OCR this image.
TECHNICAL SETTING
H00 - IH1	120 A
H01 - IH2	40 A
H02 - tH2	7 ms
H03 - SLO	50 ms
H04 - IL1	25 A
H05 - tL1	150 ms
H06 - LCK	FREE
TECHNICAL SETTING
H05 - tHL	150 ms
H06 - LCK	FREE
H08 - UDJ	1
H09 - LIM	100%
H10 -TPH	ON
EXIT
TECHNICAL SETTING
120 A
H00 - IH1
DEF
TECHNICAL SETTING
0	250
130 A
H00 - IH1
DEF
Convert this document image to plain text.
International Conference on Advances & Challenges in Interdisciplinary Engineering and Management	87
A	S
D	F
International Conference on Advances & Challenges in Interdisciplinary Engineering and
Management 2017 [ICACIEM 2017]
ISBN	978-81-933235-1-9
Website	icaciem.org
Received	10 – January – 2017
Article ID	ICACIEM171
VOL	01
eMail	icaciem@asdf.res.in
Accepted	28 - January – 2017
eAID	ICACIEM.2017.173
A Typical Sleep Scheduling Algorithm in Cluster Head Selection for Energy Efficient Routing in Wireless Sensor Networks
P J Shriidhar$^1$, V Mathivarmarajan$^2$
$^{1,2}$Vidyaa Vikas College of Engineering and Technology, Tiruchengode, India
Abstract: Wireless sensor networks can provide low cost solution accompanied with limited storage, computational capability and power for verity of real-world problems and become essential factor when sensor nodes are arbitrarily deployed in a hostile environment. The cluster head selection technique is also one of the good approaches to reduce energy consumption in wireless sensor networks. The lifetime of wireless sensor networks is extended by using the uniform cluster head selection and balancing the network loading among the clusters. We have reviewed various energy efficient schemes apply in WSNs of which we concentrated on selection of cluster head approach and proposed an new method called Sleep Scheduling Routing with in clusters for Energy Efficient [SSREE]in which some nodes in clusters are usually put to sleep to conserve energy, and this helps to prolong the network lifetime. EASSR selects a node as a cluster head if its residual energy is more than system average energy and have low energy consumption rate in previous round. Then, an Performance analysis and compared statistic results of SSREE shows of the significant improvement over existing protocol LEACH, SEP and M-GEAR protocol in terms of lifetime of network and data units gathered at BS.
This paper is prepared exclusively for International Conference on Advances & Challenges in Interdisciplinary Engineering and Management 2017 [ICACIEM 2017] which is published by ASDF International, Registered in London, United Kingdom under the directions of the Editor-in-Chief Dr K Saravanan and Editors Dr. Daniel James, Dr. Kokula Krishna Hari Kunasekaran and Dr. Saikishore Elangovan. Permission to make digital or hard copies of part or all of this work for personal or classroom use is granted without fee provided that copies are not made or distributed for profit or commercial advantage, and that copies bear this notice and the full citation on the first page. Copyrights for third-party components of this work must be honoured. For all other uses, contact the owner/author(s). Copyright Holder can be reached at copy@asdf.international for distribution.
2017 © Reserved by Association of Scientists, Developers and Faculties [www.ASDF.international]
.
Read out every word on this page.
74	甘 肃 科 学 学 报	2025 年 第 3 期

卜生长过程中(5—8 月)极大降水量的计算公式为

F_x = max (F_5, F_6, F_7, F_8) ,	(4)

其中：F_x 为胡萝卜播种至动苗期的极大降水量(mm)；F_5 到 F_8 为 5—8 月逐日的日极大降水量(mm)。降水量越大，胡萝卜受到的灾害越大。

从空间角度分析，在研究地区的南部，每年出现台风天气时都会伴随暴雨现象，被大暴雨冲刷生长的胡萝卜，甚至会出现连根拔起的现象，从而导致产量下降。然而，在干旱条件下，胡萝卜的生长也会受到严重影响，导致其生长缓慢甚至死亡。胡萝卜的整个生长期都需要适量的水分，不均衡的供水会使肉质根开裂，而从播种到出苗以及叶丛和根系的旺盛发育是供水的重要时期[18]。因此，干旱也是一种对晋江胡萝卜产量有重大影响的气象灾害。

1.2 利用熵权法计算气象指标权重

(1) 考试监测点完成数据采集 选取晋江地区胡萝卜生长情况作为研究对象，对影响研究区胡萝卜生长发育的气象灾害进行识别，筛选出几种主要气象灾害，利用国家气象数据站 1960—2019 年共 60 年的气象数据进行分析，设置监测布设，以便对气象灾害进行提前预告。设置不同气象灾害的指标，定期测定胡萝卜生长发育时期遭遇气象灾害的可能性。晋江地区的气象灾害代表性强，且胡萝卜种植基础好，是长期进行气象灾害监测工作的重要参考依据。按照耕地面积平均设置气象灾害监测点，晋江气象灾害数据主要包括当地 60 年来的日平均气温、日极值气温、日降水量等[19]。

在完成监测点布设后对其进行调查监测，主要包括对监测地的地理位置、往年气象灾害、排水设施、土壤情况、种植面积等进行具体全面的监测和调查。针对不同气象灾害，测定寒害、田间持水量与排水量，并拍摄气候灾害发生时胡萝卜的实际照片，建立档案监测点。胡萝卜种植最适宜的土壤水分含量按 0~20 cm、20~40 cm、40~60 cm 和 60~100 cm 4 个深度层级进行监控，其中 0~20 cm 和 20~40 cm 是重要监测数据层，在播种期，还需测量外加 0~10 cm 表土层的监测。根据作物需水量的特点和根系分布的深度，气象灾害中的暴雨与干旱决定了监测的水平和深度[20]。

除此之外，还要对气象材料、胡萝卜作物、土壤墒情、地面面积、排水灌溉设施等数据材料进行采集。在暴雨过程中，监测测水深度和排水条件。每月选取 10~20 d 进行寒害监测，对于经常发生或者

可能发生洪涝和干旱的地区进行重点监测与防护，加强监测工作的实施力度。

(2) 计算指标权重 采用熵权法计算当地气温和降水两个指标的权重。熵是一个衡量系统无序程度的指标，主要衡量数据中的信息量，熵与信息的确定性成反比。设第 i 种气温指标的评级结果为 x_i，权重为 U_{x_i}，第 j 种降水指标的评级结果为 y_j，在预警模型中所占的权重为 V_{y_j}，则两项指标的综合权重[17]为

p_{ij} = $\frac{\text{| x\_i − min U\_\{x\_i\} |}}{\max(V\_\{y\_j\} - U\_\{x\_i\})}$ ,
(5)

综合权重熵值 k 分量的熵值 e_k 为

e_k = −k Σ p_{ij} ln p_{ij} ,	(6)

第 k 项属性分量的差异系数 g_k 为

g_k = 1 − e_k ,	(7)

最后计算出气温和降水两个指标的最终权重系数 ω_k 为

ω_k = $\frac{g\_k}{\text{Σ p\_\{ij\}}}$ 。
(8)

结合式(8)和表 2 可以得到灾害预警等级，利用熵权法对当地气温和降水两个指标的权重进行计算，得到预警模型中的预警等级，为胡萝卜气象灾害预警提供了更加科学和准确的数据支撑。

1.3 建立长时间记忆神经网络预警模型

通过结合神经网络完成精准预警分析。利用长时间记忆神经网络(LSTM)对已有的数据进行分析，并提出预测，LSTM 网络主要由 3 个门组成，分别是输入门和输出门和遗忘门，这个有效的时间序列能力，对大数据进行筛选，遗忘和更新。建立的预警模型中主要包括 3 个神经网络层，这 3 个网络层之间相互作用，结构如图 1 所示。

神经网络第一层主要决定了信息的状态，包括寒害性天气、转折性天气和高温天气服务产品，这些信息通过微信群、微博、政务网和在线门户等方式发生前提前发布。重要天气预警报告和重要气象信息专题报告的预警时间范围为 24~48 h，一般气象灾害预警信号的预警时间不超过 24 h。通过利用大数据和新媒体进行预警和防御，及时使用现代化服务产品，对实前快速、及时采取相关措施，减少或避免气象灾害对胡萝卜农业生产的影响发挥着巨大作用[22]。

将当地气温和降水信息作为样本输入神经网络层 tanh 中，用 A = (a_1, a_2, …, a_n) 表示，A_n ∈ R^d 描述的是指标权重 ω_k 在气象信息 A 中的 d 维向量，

= = = = =

Find the word "image" in the data and show each line that holds it.

OCR this image.
Convert this document image to plain text.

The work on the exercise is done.